>> BEGIN EXTRACTED DATA
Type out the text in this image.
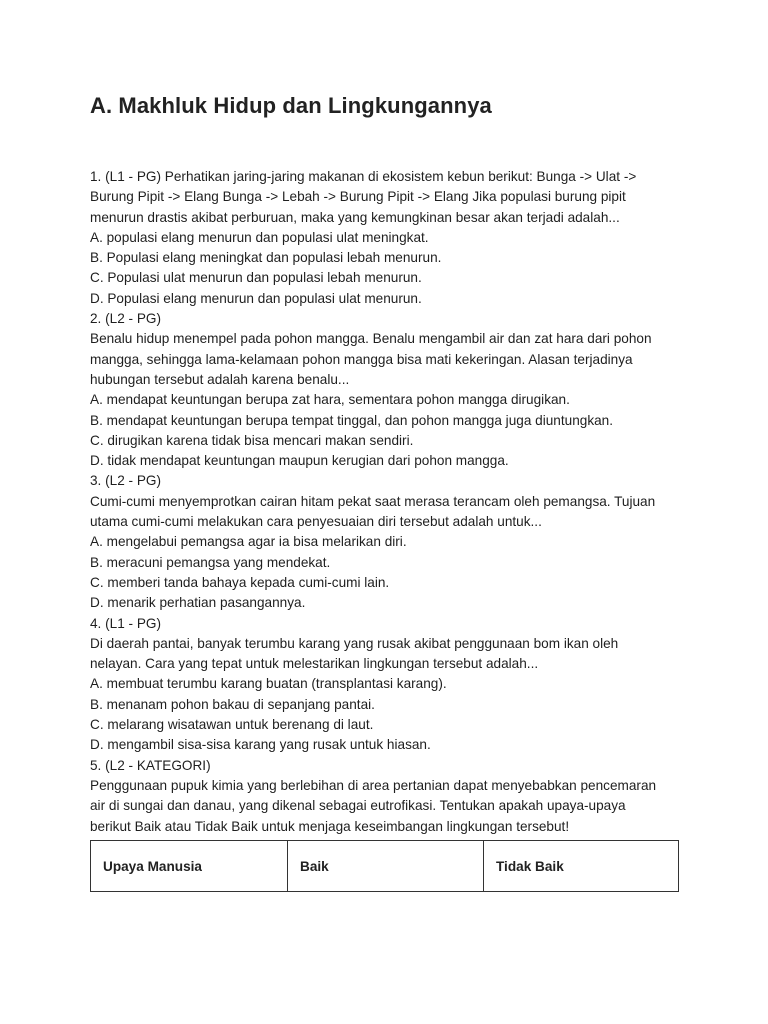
A. Makhluk Hidup dan Lingkungannya
1. (L1 - PG) Perhatikan jaring-jaring makanan di ekosistem kebun berikut: Bunga -> Ulat ->
Burung Pipit -> Elang Bunga -> Lebah -> Burung Pipit -> Elang Jika populasi burung pipit
menurun drastis akibat perburuan, maka yang kemungkinan besar akan terjadi adalah...
A. populasi elang menurun dan populasi ulat meningkat.
B. Populasi elang meningkat dan populasi lebah menurun.
C. Populasi ulat menurun dan populasi lebah menurun.
D. Populasi elang menurun dan populasi ulat menurun.
2. (L2 - PG)
Benalu hidup menempel pada pohon mangga. Benalu mengambil air dan zat hara dari pohon
mangga, sehingga lama-kelamaan pohon mangga bisa mati kekeringan. Alasan terjadinya
hubungan tersebut adalah karena benalu...
A. mendapat keuntungan berupa zat hara, sementara pohon mangga dirugikan.
B. mendapat keuntungan berupa tempat tinggal, dan pohon mangga juga diuntungkan.
C. dirugikan karena tidak bisa mencari makan sendiri.
D. tidak mendapat keuntungan maupun kerugian dari pohon mangga.
3. (L2 - PG)
Cumi-cumi menyemprotkan cairan hitam pekat saat merasa terancam oleh pemangsa. Tujuan
utama cumi-cumi melakukan cara penyesuaian diri tersebut adalah untuk...
A. mengelabui pemangsa agar ia bisa melarikan diri.
B. meracuni pemangsa yang mendekat.
C. memberi tanda bahaya kepada cumi-cumi lain.
D. menarik perhatian pasangannya.
4. (L1 - PG)
Di daerah pantai, banyak terumbu karang yang rusak akibat penggunaan bom ikan oleh
nelayan. Cara yang tepat untuk melestarikan lingkungan tersebut adalah...
A. membuat terumbu karang buatan (transplantasi karang).
B. menanam pohon bakau di sepanjang pantai.
C. melarang wisatawan untuk berenang di laut.
D. mengambil sisa-sisa karang yang rusak untuk hiasan.
5. (L2 - KATEGORI)
Penggunaan pupuk kimia yang berlebihan di area pertanian dapat menyebabkan pencemaran
air di sungai dan danau, yang dikenal sebagai eutrofikasi. Tentukan apakah upaya-upaya
berikut Baik atau Tidak Baik untuk menjaga keseimbangan lingkungan tersebut!
Upaya Manusia	Baik	Tidak Baik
>> END EXTRACTED DATA
*WHAT YOU HAVE TO DO*
What is the number of lines that hold the string "untuk"? Reply with that number alone.

*FINISHED EXERCISE*
5